> Given problem
Find every line in the records that holds the string "mayonnaise". Copy each one.

+++ Dataset +++

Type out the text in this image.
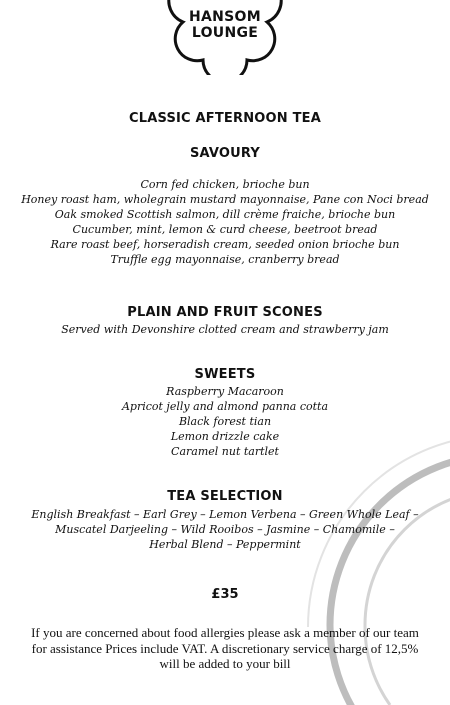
HANSOM
LOUNGE
CLASSIC AFTERNOON TEA
SAVOURY
Corn fed chicken, brioche bun
Honey roast ham, wholegrain mustard mayonnaise, Pane con Noci bread
Oak smoked Scottish salmon, dill crème fraiche, brioche bun
Cucumber, mint, lemon & curd cheese, beetroot bread
Rare roast beef, horseradish cream, seeded onion brioche bun
Truffle egg mayonnaise, cranberry bread
PLAIN AND FRUIT SCONES
Served with Devonshire clotted cream and strawberry jam
SWEETS
Raspberry Macaroon
Apricot jelly and almond panna cotta
Black forest tian
Lemon drizzle cake
Caramel nut tartlet
TEA SELECTION
English Breakfast – Earl Grey – Lemon Verbena – Green Whole Leaf –
Muscatel Darjeeling – Wild Rooibos – Jasmine – Chamomile –
Herbal Blend – Peppermint
£35
If you are concerned about food allergies please ask a member of our team
for assistance Prices include VAT. A discretionary service charge of 12,5%
will be added to your bill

+++

> Reply to the task
Honey roast ham, wholegrain mustard mayonnaise, Pane con Noci bread
Truffle egg mayonnaise, cranberry bread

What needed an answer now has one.